[START OF RECORDS FOR PROCESSING]

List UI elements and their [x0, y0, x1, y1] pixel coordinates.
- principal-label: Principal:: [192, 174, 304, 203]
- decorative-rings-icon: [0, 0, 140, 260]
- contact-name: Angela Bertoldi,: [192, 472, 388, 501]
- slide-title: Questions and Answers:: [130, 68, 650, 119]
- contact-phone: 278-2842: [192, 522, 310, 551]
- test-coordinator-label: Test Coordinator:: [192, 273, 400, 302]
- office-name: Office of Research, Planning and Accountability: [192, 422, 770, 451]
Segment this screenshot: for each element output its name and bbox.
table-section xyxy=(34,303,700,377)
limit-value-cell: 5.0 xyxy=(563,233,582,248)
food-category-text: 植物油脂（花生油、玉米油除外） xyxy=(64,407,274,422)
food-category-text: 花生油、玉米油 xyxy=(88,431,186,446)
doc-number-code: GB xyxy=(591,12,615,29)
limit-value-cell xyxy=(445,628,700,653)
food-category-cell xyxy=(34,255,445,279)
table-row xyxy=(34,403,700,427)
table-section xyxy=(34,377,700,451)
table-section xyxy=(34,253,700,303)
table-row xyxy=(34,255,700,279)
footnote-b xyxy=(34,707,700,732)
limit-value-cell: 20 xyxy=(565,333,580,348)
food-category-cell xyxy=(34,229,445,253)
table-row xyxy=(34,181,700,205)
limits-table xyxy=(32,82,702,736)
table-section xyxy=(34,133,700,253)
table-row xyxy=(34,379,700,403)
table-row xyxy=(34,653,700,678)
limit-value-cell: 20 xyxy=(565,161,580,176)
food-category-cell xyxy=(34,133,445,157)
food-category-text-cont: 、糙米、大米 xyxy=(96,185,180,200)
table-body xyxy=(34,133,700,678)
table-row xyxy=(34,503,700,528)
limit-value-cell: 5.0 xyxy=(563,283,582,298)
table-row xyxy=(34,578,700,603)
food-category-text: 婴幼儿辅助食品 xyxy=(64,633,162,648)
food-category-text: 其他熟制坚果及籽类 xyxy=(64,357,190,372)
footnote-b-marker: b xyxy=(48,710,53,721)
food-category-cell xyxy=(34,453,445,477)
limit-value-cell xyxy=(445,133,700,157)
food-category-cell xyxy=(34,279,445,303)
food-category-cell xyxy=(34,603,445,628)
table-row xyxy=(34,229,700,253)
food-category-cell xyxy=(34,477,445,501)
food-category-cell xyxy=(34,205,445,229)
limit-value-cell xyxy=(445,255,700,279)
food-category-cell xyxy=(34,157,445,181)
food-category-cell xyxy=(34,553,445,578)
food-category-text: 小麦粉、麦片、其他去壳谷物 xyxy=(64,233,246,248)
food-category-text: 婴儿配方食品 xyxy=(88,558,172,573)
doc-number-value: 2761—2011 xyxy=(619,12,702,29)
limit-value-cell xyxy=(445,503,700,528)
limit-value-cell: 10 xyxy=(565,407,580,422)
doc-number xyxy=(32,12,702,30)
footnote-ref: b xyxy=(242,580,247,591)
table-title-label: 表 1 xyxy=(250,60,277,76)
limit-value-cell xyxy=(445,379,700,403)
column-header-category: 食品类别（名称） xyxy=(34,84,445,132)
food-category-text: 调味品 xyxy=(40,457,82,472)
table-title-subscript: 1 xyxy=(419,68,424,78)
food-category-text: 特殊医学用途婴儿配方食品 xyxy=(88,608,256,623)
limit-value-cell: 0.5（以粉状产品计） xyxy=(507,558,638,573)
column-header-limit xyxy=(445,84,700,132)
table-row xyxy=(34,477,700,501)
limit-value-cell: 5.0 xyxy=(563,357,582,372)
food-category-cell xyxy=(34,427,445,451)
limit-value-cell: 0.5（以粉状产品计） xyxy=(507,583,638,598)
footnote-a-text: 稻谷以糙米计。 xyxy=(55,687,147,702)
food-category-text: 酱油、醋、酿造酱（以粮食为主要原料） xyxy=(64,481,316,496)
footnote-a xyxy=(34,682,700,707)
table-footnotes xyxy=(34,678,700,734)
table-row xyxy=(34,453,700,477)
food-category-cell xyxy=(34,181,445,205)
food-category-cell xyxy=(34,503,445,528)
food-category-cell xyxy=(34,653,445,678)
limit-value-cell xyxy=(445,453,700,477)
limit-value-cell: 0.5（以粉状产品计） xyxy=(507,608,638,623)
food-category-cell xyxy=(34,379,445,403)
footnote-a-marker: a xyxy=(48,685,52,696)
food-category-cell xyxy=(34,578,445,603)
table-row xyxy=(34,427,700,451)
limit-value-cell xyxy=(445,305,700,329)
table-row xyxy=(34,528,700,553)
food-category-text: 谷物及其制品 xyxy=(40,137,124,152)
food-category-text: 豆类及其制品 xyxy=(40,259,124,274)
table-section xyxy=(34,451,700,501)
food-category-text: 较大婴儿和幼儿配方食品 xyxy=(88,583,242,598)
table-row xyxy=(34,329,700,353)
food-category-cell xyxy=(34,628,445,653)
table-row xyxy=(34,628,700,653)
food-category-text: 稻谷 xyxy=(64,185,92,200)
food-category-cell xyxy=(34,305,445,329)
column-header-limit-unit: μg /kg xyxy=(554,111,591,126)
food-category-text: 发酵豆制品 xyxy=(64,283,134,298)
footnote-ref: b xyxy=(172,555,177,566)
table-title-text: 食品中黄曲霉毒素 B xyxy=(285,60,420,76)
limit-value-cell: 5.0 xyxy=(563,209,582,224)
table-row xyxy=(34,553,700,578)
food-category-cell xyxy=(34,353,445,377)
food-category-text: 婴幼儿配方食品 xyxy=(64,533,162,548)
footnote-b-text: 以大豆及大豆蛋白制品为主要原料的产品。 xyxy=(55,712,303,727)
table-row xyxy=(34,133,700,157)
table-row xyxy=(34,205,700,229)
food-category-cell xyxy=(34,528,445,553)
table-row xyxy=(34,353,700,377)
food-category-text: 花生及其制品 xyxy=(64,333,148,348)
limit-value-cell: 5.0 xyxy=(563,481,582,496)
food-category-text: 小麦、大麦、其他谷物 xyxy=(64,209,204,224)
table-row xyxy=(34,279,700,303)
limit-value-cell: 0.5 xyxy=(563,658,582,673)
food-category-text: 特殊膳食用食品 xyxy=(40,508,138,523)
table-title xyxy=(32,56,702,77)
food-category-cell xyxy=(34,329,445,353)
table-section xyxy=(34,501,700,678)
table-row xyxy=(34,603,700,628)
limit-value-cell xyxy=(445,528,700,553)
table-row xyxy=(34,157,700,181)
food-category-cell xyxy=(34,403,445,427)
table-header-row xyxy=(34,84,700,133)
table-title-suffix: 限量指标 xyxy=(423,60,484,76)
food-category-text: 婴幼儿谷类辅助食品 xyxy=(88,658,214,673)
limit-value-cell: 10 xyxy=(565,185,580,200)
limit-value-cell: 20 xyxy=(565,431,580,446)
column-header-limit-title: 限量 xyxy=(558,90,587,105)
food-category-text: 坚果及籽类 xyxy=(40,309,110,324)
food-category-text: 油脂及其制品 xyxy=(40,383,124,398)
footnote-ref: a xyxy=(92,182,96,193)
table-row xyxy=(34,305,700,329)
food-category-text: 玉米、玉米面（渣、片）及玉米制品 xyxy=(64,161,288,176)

[END OF RECORDS FOR PROCESSING]

__TO BE DONE__: In the records, starting at the beginning and ending at the line that contains "table-section xyxy=(34,133,700,253)", rename every "limit-value-cell" to "limit-cell". Reproduce only those lines, leaving everything else unchanged.

__ANSWER TO THE TASK__:
List UI elements and their [x0, y0, x1, y1] pixel coordinates.
- principal-label: Principal:: [192, 174, 304, 203]
- decorative-rings-icon: [0, 0, 140, 260]
- contact-name: Angela Bertoldi,: [192, 472, 388, 501]
- slide-title: Questions and Answers:: [130, 68, 650, 119]
- contact-phone: 278-2842: [192, 522, 310, 551]
- test-coordinator-label: Test Coordinator:: [192, 273, 400, 302]
- office-name: Office of Research, Planning and Accountability: [192, 422, 770, 451]
Segment this screenshot: for each element output its name and bbox.
table-section xyxy=(34,303,700,377)
limit-cell: 5.0 xyxy=(563,233,582,248)
food-category-text: 植物油脂（花生油、玉米油除外） xyxy=(64,407,274,422)
food-category-text: 花生油、玉米油 xyxy=(88,431,186,446)
doc-number-code: GB xyxy=(591,12,615,29)
limit-cell xyxy=(445,628,700,653)
food-category-cell xyxy=(34,255,445,279)
table-row xyxy=(34,403,700,427)
table-section xyxy=(34,377,700,451)
table-section xyxy=(34,253,700,303)
table-row xyxy=(34,255,700,279)
footnote-b xyxy=(34,707,700,732)
limit-cell: 20 xyxy=(565,333,580,348)
food-category-cell xyxy=(34,229,445,253)
table-row xyxy=(34,181,700,205)
limits-table xyxy=(32,82,702,736)
table-section xyxy=(34,133,700,253)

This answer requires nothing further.